*SET TASK*:
Reproduce each of these lines, unchanged.

[Collection entries]
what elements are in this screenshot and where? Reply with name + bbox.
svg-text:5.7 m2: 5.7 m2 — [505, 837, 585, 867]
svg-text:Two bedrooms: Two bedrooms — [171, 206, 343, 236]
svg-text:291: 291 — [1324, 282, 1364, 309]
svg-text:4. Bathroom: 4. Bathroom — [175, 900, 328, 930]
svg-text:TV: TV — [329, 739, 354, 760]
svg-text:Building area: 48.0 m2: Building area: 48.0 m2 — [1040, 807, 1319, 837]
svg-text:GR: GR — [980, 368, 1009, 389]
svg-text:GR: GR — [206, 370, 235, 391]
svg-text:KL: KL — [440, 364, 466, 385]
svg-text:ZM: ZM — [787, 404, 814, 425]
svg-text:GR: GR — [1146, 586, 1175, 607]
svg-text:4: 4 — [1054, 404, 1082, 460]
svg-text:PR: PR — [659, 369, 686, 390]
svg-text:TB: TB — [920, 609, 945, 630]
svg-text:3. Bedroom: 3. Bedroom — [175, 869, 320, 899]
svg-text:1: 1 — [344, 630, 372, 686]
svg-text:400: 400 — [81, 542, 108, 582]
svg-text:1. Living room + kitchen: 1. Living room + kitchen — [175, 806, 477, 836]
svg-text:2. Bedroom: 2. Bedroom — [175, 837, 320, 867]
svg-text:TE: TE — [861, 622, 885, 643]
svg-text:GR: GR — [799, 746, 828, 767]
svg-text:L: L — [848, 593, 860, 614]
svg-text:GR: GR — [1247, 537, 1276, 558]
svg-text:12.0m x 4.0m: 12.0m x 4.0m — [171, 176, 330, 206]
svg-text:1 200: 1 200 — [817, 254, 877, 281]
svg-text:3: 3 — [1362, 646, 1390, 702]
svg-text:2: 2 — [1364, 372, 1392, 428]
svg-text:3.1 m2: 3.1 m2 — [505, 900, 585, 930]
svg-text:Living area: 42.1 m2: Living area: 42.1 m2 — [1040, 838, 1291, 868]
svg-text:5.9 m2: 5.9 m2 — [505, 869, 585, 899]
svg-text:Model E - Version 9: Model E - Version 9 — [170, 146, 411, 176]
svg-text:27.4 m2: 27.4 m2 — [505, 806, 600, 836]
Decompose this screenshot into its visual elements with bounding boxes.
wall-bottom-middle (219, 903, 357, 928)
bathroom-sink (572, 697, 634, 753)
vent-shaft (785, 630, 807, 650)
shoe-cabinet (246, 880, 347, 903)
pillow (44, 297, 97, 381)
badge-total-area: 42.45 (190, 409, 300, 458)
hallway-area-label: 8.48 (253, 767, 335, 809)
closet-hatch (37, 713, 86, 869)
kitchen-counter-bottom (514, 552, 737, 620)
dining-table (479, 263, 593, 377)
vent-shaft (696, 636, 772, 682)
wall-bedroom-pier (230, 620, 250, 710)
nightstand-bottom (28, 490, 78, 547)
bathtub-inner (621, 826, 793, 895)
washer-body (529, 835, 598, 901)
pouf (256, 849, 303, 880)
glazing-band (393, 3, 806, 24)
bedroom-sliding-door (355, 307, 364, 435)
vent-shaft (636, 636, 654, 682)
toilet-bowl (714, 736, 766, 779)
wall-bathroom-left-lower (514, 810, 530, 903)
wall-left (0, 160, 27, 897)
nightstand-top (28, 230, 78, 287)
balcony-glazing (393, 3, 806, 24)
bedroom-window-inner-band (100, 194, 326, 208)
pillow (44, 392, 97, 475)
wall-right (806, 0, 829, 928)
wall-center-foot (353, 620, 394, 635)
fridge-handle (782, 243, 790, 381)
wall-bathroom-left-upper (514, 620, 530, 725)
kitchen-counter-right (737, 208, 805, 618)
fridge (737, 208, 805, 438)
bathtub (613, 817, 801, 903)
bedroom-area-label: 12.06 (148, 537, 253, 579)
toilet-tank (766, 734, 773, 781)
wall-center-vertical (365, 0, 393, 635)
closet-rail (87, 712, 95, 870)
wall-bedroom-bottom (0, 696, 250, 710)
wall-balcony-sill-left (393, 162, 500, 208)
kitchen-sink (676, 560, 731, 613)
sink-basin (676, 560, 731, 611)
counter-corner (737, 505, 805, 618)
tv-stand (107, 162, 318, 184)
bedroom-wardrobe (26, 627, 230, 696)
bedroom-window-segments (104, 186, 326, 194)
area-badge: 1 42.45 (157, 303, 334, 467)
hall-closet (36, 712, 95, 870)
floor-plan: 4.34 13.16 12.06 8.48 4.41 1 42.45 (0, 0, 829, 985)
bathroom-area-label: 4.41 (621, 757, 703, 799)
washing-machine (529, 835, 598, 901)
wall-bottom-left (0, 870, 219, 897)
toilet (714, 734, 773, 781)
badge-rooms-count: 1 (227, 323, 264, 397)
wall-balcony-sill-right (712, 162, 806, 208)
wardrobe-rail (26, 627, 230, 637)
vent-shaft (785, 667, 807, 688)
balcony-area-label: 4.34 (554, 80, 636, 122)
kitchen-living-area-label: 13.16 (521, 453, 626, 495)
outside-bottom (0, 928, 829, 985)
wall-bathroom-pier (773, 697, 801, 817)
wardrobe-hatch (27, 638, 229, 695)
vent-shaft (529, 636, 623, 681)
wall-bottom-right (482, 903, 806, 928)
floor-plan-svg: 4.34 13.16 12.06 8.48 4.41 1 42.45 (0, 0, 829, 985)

*WRITTEN RESPONSE*:
what elements are in this screenshot and where? Reply with name + bbox.
svg-text:5.7 m2: 5.7 m2 — [505, 837, 585, 867]
svg-text:Two bedrooms: Two bedrooms — [171, 206, 343, 236]
svg-text:291: 291 — [1324, 282, 1364, 309]
svg-text:4. Bathroom: 4. Bathroom — [175, 900, 328, 930]
svg-text:TV: TV — [329, 739, 354, 760]
svg-text:Building area: 48.0 m2: Building area: 48.0 m2 — [1040, 807, 1319, 837]
svg-text:GR: GR — [980, 368, 1009, 389]
svg-text:GR: GR — [206, 370, 235, 391]
svg-text:KL: KL — [440, 364, 466, 385]
svg-text:ZM: ZM — [787, 404, 814, 425]
svg-text:GR: GR — [1146, 586, 1175, 607]
svg-text:4: 4 — [1054, 404, 1082, 460]
svg-text:PR: PR — [659, 369, 686, 390]
svg-text:TB: TB — [920, 609, 945, 630]
svg-text:3. Bedroom: 3. Bedroom — [175, 869, 320, 899]
svg-text:1: 1 — [344, 630, 372, 686]
svg-text:400: 400 — [81, 542, 108, 582]
svg-text:1. Living room + kitchen: 1. Living room + kitchen — [175, 806, 477, 836]
svg-text:2. Bedroom: 2. Bedroom — [175, 837, 320, 867]
svg-text:TE: TE — [861, 622, 885, 643]
svg-text:GR: GR — [799, 746, 828, 767]
svg-text:L: L — [848, 593, 860, 614]
svg-text:GR: GR — [1247, 537, 1276, 558]
svg-text:12.0m x 4.0m: 12.0m x 4.0m — [171, 176, 330, 206]
svg-text:1 200: 1 200 — [817, 254, 877, 281]
svg-text:3: 3 — [1362, 646, 1390, 702]
svg-text:2: 2 — [1364, 372, 1392, 428]
svg-text:3.1 m2: 3.1 m2 — [505, 900, 585, 930]
svg-text:Living area: 42.1 m2: Living area: 42.1 m2 — [1040, 838, 1291, 868]
svg-text:5.9 m2: 5.9 m2 — [505, 869, 585, 899]
svg-text:Model E - Version 9: Model E - Version 9 — [170, 146, 411, 176]
svg-text:27.4 m2: 27.4 m2 — [505, 806, 600, 836]
Decompose this screenshot into its visual elements with bounding boxes.
wall-bottom-middle (219, 903, 357, 928)
bathroom-sink (572, 697, 634, 753)
vent-shaft (785, 630, 807, 650)
shoe-cabinet (246, 880, 347, 903)
pillow (44, 297, 97, 381)
badge-total-area: 42.45 (190, 409, 300, 458)
hallway-area-label: 8.48 (253, 767, 335, 809)
closet-hatch (37, 713, 86, 869)
kitchen-counter-bottom (514, 552, 737, 620)
dining-table (479, 263, 593, 377)
vent-shaft (696, 636, 772, 682)
wall-bedroom-pier (230, 620, 250, 710)
nightstand-bottom (28, 490, 78, 547)
bathtub-inner (621, 826, 793, 895)
washer-body (529, 835, 598, 901)
pouf (256, 849, 303, 880)
glazing-band (393, 3, 806, 24)
bedroom-sliding-door (355, 307, 364, 435)
vent-shaft (636, 636, 654, 682)
toilet-bowl (714, 736, 766, 779)
wall-bathroom-left-lower (514, 810, 530, 903)
wall-left (0, 160, 27, 897)
nightstand-top (28, 230, 78, 287)
balcony-glazing (393, 3, 806, 24)
bedroom-window-inner-band (100, 194, 326, 208)
pillow (44, 392, 97, 475)
wall-right (806, 0, 829, 928)
wall-center-foot (353, 620, 394, 635)
fridge-handle (782, 243, 790, 381)
wall-bathroom-left-upper (514, 620, 530, 725)
kitchen-counter-right (737, 208, 805, 618)
fridge (737, 208, 805, 438)
bathtub (613, 817, 801, 903)
bedroom-area-label: 12.06 (148, 537, 253, 579)
toilet-tank (766, 734, 773, 781)
wall-center-vertical (365, 0, 393, 635)
closet-rail (87, 712, 95, 870)
wall-bedroom-bottom (0, 696, 250, 710)
wall-balcony-sill-left (393, 162, 500, 208)
kitchen-sink (676, 560, 731, 613)
sink-basin (676, 560, 731, 611)
counter-corner (737, 505, 805, 618)
tv-stand (107, 162, 318, 184)
bedroom-wardrobe (26, 627, 230, 696)
bedroom-window-segments (104, 186, 326, 194)
area-badge: 1 42.45 (157, 303, 334, 467)
hall-closet (36, 712, 95, 870)
floor-plan: 4.34 13.16 12.06 8.48 4.41 1 42.45 (0, 0, 829, 985)
bathroom-area-label: 4.41 (621, 757, 703, 799)
washing-machine (529, 835, 598, 901)
wall-bottom-left (0, 870, 219, 897)
toilet (714, 734, 773, 781)
badge-rooms-count: 1 (227, 323, 264, 397)
wall-balcony-sill-right (712, 162, 806, 208)
wardrobe-rail (26, 627, 230, 637)
vent-shaft (785, 667, 807, 688)
balcony-area-label: 4.34 (554, 80, 636, 122)
kitchen-living-area-label: 13.16 (521, 453, 626, 495)
outside-bottom (0, 928, 829, 985)
wall-bathroom-pier (773, 697, 801, 817)
wardrobe-hatch (27, 638, 229, 695)
vent-shaft (529, 636, 623, 681)
wall-bottom-right (482, 903, 806, 928)
floor-plan-svg: 4.34 13.16 12.06 8.48 4.41 1 42.45 (0, 0, 829, 985)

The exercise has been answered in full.